▶ [What you are asked to do] Work through the listing below and count the lines that hold "screenshot". Answer with the number alone.

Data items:

══════════

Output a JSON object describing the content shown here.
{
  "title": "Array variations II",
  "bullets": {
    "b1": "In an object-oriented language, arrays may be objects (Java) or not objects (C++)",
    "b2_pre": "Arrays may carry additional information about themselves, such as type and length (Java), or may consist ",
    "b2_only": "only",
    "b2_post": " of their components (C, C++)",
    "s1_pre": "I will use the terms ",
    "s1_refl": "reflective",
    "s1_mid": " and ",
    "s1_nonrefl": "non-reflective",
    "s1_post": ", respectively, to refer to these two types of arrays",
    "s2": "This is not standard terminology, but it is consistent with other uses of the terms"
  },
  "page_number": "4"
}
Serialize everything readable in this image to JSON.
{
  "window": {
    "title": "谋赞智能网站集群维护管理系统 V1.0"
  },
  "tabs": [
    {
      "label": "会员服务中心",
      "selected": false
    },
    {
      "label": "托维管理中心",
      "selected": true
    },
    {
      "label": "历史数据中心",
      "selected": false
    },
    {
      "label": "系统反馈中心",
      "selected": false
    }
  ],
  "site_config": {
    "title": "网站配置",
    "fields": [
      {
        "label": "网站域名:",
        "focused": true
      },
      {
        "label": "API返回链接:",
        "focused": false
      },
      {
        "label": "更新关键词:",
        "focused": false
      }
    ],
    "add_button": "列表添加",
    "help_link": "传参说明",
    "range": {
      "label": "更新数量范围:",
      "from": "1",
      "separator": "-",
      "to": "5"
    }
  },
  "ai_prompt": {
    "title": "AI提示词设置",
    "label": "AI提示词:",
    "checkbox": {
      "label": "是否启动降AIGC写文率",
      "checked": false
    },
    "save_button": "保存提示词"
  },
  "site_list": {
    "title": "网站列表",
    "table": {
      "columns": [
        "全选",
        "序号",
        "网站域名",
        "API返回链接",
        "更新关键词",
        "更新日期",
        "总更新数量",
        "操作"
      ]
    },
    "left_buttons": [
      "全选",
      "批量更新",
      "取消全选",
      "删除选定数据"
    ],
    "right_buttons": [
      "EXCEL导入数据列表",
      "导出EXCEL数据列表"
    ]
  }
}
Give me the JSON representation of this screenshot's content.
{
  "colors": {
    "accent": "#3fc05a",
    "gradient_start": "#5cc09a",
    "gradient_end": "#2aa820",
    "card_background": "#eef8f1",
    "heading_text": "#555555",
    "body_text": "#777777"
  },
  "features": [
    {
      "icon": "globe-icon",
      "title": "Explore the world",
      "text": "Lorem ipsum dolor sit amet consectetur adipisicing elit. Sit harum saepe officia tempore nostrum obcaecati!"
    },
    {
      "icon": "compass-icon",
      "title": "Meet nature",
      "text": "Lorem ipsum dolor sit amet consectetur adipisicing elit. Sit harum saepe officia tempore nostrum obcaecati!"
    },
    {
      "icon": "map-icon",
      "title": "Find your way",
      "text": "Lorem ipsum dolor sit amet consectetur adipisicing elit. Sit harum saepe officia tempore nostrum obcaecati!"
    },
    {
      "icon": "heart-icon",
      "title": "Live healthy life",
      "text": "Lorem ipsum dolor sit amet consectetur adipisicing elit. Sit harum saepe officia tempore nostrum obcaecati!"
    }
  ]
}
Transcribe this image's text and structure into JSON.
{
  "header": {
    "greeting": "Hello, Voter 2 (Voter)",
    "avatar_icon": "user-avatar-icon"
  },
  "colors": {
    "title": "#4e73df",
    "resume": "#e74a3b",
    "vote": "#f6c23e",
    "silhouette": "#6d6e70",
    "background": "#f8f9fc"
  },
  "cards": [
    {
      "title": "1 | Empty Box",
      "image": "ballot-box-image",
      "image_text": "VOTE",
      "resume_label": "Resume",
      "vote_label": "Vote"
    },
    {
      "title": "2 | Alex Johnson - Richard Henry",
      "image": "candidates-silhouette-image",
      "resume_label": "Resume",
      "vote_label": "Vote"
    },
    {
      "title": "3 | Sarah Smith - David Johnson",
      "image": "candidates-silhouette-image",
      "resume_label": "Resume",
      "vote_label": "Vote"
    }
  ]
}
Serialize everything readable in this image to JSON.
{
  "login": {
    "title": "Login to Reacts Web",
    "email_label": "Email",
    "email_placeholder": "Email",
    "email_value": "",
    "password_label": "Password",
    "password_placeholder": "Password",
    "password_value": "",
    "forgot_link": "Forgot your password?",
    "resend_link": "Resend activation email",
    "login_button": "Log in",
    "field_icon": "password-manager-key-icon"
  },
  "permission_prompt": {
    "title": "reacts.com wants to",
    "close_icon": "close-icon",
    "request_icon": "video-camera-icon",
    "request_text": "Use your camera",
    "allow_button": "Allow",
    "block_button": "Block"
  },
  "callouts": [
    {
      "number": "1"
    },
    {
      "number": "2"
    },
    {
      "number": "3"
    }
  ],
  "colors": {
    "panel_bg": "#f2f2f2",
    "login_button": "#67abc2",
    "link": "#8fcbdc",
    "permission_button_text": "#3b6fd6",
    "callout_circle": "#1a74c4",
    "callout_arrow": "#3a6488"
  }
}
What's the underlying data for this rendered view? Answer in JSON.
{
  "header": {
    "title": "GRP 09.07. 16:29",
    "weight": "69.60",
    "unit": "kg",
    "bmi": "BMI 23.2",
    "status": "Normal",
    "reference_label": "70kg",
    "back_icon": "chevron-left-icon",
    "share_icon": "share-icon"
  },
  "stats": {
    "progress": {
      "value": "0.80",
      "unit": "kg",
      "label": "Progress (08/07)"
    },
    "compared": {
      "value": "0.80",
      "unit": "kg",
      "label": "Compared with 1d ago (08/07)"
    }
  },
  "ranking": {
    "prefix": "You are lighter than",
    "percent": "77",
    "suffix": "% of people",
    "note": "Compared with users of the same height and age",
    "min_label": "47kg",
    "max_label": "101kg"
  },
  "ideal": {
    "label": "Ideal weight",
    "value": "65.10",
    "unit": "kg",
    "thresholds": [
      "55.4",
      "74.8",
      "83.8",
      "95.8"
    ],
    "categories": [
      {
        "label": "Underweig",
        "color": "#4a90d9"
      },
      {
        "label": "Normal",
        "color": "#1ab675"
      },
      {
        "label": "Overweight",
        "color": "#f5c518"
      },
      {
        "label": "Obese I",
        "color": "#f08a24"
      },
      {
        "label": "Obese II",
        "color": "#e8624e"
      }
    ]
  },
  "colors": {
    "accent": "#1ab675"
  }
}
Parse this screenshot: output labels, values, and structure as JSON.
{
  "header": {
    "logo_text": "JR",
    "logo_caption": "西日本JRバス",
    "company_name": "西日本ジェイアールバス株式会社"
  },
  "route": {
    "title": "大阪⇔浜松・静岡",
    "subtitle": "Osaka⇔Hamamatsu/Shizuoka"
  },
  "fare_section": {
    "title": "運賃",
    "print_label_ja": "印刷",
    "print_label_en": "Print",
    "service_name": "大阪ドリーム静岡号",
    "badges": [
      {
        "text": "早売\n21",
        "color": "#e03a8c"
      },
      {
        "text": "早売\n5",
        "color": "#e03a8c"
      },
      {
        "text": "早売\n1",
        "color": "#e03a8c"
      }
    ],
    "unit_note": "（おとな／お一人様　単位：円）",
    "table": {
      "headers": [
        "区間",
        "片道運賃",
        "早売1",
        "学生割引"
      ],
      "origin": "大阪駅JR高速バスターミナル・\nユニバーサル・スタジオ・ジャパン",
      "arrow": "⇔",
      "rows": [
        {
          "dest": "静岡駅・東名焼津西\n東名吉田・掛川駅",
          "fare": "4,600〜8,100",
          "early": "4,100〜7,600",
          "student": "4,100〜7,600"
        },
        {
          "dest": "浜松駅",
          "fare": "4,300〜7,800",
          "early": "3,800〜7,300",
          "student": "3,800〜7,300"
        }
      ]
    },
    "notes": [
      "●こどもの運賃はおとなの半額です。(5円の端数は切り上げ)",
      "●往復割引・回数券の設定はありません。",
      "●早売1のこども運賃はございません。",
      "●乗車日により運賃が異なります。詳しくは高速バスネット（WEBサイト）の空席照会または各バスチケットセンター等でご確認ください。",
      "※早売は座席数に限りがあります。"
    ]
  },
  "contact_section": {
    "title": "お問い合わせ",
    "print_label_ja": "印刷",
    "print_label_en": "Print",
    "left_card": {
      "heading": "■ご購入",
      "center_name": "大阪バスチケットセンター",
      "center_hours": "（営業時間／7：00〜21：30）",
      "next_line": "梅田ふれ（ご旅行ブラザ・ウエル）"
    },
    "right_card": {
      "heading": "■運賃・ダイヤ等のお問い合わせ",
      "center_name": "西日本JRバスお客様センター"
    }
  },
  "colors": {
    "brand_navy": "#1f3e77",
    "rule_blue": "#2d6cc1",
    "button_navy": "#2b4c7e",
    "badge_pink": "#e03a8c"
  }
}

══════════

▶ [Correct response] 2